(Data records)
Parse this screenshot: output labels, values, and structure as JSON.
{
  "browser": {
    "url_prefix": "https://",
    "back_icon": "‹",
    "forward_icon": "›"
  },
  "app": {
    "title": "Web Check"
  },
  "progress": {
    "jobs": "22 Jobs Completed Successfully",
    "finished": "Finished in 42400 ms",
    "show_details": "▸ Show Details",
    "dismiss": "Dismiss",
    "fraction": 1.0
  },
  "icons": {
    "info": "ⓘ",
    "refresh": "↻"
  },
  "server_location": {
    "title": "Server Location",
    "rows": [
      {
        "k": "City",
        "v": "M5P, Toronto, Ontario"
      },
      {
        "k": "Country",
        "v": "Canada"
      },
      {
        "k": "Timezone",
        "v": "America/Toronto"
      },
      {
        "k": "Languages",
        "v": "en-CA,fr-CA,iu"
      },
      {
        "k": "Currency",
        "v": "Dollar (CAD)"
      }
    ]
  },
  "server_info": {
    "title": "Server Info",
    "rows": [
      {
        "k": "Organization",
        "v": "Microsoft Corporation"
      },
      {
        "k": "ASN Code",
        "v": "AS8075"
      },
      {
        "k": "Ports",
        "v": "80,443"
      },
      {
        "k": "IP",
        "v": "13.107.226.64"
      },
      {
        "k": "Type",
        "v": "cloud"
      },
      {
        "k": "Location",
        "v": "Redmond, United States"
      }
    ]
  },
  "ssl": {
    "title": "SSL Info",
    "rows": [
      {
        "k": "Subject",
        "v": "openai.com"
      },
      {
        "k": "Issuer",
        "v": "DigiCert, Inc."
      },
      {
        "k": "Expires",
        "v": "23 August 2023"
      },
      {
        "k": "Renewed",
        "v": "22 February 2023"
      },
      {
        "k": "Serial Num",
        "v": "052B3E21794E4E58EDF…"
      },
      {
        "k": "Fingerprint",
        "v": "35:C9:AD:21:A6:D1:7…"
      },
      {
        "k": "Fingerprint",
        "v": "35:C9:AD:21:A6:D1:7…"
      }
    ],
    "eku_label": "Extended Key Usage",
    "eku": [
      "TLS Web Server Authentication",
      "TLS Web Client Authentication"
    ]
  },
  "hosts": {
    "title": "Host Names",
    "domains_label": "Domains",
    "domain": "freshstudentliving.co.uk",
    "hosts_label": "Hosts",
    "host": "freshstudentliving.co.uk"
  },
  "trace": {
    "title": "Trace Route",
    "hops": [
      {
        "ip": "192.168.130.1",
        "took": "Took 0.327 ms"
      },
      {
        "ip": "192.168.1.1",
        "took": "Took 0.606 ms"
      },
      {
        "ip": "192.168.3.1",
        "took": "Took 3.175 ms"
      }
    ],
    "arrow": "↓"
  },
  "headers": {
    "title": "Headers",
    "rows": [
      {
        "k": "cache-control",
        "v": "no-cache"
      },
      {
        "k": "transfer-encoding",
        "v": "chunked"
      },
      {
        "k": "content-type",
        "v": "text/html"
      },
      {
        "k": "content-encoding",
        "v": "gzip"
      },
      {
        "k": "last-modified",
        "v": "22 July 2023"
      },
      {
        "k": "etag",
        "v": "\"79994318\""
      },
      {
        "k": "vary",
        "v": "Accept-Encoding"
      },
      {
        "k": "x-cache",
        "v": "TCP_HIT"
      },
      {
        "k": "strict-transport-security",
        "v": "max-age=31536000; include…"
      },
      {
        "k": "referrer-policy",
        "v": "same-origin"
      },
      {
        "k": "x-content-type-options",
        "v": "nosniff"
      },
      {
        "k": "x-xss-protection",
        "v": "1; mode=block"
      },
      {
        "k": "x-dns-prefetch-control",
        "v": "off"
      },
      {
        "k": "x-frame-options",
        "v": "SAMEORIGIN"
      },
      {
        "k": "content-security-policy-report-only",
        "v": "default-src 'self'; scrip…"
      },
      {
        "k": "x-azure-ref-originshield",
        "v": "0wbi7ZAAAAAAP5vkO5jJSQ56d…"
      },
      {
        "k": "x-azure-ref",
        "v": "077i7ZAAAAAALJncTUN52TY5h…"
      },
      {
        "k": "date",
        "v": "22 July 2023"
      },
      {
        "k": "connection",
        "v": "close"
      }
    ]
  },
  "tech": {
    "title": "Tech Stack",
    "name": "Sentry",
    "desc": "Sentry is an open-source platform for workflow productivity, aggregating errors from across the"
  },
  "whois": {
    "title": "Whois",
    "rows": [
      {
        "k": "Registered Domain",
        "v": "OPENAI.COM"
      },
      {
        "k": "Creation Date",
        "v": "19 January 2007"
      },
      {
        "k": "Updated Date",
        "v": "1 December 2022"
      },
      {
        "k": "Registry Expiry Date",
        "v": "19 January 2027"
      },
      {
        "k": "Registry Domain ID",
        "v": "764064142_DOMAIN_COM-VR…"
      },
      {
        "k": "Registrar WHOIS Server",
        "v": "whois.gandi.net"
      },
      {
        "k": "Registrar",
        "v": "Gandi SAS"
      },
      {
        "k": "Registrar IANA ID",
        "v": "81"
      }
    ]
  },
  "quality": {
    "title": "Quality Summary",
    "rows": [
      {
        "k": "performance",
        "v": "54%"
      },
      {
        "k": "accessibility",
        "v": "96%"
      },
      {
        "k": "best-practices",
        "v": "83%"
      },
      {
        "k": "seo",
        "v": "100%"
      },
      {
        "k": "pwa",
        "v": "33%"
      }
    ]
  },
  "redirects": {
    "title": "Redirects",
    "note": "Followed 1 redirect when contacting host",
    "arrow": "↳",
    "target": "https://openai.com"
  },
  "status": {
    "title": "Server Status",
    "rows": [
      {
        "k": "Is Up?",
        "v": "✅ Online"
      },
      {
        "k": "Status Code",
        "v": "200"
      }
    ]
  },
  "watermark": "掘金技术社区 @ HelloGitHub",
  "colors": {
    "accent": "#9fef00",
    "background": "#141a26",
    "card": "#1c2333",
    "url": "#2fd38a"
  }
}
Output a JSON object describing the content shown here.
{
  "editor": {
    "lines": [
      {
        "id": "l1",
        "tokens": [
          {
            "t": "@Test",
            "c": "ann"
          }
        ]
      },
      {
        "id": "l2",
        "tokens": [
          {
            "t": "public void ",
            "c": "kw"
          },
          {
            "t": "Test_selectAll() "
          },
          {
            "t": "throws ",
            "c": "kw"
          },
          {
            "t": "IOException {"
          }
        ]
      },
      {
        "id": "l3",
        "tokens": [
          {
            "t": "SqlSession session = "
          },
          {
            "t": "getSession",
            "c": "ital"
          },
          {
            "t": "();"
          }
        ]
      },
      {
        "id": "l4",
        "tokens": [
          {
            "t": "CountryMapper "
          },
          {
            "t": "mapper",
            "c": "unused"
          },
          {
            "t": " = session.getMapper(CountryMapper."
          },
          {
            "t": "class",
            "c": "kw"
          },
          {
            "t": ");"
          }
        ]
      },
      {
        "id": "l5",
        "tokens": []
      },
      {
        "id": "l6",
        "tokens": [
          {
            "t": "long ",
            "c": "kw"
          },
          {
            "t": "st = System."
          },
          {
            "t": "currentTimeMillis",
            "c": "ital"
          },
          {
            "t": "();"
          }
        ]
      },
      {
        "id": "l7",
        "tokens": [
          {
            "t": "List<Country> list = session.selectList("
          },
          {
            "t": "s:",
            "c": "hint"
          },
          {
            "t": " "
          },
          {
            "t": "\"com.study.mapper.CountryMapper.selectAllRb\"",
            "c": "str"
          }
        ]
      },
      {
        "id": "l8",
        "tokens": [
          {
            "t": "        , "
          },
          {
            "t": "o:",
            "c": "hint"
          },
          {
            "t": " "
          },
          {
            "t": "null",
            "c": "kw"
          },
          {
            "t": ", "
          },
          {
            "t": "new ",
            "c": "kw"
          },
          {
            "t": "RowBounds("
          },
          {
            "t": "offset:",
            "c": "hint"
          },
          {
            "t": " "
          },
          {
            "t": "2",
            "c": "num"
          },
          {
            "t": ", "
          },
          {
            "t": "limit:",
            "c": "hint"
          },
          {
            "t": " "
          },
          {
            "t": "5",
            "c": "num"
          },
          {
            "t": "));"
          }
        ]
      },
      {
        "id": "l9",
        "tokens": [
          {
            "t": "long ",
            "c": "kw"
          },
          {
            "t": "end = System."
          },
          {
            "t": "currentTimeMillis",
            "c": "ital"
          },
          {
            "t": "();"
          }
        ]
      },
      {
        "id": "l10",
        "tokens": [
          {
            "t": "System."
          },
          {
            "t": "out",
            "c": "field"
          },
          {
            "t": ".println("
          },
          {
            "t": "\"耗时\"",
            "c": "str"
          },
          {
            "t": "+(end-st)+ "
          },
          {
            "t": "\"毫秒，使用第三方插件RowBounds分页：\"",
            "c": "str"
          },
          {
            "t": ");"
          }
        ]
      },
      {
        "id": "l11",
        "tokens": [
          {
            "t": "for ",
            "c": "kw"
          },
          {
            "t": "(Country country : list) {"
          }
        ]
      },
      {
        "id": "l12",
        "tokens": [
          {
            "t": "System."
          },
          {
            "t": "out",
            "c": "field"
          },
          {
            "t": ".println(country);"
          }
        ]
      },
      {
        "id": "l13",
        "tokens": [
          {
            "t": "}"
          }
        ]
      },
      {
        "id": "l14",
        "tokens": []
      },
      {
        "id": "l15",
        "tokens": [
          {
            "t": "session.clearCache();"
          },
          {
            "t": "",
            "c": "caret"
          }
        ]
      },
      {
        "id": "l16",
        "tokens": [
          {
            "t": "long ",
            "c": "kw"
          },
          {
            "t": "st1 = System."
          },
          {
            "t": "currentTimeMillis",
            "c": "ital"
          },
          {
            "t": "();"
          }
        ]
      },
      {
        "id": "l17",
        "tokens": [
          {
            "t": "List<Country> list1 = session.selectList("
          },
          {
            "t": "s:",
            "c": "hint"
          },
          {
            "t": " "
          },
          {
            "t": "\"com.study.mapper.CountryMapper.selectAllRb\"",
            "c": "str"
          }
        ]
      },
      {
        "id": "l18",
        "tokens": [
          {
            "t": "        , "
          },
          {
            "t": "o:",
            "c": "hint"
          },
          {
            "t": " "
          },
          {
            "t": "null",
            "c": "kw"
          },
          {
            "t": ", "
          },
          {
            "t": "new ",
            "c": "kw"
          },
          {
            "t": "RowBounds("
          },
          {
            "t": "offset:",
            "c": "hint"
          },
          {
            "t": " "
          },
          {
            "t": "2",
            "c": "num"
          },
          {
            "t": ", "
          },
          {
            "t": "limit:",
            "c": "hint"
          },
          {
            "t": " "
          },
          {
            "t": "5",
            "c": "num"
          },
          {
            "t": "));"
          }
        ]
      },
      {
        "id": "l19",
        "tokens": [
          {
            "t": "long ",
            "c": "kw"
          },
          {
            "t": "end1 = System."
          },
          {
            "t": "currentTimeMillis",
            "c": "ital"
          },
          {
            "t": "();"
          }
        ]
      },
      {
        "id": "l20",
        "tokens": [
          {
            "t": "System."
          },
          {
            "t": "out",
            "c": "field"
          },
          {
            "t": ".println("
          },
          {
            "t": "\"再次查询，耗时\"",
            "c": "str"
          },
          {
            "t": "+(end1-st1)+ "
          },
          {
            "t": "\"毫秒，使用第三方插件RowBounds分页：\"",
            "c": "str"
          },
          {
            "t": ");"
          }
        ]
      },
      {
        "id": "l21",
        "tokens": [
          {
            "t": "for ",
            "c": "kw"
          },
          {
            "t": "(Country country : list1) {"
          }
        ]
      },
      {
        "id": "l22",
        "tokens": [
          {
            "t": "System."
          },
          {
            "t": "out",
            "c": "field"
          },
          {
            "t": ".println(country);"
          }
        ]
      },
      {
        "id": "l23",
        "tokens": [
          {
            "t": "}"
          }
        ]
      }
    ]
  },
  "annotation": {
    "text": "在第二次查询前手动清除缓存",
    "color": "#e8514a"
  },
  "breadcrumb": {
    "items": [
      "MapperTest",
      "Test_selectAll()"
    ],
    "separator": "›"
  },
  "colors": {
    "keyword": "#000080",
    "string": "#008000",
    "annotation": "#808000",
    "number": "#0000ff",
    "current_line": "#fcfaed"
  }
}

TASK TO CARRY OUT: Copy each line of the records containing the string "content".

RESULT:
        "k": "content-type",
        "k": "content-encoding",
        "k": "x-content-type-options",
        "k": "content-security-policy-report-only",
Output a JSON object describing the content shown here.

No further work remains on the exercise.